PROBLEM REQUIREMENTS: Go through the records and give each one again exactly.

DATA SHOWN:
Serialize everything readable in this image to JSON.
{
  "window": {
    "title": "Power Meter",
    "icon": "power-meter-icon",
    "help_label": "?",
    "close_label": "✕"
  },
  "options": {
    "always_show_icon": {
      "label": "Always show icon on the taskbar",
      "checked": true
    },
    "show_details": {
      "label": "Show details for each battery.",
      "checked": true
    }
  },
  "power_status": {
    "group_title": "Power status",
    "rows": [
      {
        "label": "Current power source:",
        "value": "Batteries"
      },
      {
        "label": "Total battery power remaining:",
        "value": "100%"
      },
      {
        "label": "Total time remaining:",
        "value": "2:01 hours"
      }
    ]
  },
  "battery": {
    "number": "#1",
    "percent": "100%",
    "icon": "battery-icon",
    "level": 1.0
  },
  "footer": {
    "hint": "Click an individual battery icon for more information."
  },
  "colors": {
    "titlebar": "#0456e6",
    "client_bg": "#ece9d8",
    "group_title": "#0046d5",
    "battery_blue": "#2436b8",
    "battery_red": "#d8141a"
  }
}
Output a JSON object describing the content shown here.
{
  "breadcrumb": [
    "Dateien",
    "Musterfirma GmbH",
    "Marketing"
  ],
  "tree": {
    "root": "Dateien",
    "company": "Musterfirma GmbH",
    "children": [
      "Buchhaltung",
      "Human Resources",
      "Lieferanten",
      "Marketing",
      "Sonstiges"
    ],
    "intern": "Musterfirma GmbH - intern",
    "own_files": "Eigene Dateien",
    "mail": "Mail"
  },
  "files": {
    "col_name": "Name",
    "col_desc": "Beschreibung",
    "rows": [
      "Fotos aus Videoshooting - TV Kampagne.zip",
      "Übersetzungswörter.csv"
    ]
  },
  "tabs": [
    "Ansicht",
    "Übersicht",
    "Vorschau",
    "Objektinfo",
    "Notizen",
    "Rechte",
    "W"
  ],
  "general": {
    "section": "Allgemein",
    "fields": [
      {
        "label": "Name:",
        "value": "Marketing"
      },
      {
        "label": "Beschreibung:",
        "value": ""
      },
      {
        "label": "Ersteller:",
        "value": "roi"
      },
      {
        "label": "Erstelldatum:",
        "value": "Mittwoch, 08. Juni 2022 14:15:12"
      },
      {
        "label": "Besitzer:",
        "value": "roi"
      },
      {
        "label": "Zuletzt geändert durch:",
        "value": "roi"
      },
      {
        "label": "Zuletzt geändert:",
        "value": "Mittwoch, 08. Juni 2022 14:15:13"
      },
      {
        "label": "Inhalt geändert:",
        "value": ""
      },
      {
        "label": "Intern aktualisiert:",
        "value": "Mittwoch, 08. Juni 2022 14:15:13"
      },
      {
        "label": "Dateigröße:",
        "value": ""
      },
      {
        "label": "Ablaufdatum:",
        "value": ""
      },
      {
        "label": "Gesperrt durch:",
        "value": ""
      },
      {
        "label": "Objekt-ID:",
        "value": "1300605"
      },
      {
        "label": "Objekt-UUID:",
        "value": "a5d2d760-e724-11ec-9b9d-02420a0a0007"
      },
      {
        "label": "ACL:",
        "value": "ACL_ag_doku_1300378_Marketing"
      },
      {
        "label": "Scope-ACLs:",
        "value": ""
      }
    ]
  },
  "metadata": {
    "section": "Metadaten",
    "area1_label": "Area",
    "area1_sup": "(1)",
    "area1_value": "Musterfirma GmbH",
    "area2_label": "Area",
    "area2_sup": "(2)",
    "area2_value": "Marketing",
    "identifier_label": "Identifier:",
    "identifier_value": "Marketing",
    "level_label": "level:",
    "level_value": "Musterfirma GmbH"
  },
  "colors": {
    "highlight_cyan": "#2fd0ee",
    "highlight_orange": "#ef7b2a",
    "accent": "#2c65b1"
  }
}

RESULT FOR THIS EXERCISE:
Serialize everything readable in this image to JSON.
{
  "window": {
    "title": "Power Meter",
    "icon": "power-meter-icon",
    "help_label": "?",
    "close_label": "✕"
  },
  "options": {
    "always_show_icon": {
      "label": "Always show icon on the taskbar",
      "checked": true
    },
    "show_details": {
      "label": "Show details for each battery.",
      "checked": true
    }
  },
  "power_status": {
    "group_title": "Power status",
    "rows": [
      {
        "label": "Current power source:",
        "value": "Batteries"
      },
      {
        "label": "Total battery power remaining:",
        "value": "100%"
      },
      {
        "label": "Total time remaining:",
        "value": "2:01 hours"
      }
    ]
  },
  "battery": {
    "number": "#1",
    "percent": "100%",
    "icon": "battery-icon",
    "level": 1.0
  },
  "footer": {
    "hint": "Click an individual battery icon for more information."
  },
  "colors": {
    "titlebar": "#0456e6",
    "client_bg": "#ece9d8",
    "group_title": "#0046d5",
    "battery_blue": "#2436b8",
    "battery_red": "#d8141a"
  }
}
Output a JSON object describing the content shown here.
{
  "breadcrumb": [
    "Dateien",
    "Musterfirma GmbH",
    "Marketing"
  ],
  "tree": {
    "root": "Dateien",
    "company": "Musterfirma GmbH",
    "children": [
      "Buchhaltung",
      "Human Resources",
      "Lieferanten",
      "Marketing",
      "Sonstiges"
    ],
    "intern": "Musterfirma GmbH - intern",
    "own_files": "Eigene Dateien",
    "mail": "Mail"
  },
  "files": {
    "col_name": "Name",
    "col_desc": "Beschreibung",
    "rows": [
      "Fotos aus Videoshooting - TV Kampagne.zip",
      "Übersetzungswörter.csv"
    ]
  },
  "tabs": [
    "Ansicht",
    "Übersicht",
    "Vorschau",
    "Objektinfo",
    "Notizen",
    "Rechte",
    "W"
  ],
  "general": {
    "section": "Allgemein",
    "fields": [
      {
        "label": "Name:",
        "value": "Marketing"
      },
      {
        "label": "Beschreibung:",
        "value": ""
      },
      {
        "label": "Ersteller:",
        "value": "roi"
      },
      {
        "label": "Erstelldatum:",
        "value": "Mittwoch, 08. Juni 2022 14:15:12"
      },
      {
        "label": "Besitzer:",
        "value": "roi"
      },
      {
        "label": "Zuletzt geändert durch:",
        "value": "roi"
      },
      {
        "label": "Zuletzt geändert:",
        "value": "Mittwoch, 08. Juni 2022 14:15:13"
      },
      {
        "label": "Inhalt geändert:",
        "value": ""
      },
      {
        "label": "Intern aktualisiert:",
        "value": "Mittwoch, 08. Juni 2022 14:15:13"
      },
      {
        "label": "Dateigröße:",
        "value": ""
      },
      {
        "label": "Ablaufdatum:",
        "value": ""
      },
      {
        "label": "Gesperrt durch:",
        "value": ""
      },
      {
        "label": "Objekt-ID:",
        "value": "1300605"
      },
      {
        "label": "Objekt-UUID:",
        "value": "a5d2d760-e724-11ec-9b9d-02420a0a0007"
      },
      {
        "label": "ACL:",
        "value": "ACL_ag_doku_1300378_Marketing"
      },
      {
        "label": "Scope-ACLs:",
        "value": ""
      }
    ]
  },
  "metadata": {
    "section": "Metadaten",
    "area1_label": "Area",
    "area1_sup": "(1)",
    "area1_value": "Musterfirma GmbH",
    "area2_label": "Area",
    "area2_sup": "(2)",
    "area2_value": "Marketing",
    "identifier_label": "Identifier:",
    "identifier_value": "Marketing",
    "level_label": "level:",
    "level_value": "Musterfirma GmbH"
  },
  "colors": {
    "highlight_cyan": "#2fd0ee",
    "highlight_orange": "#ef7b2a",
    "accent": "#2c65b1"
  }
}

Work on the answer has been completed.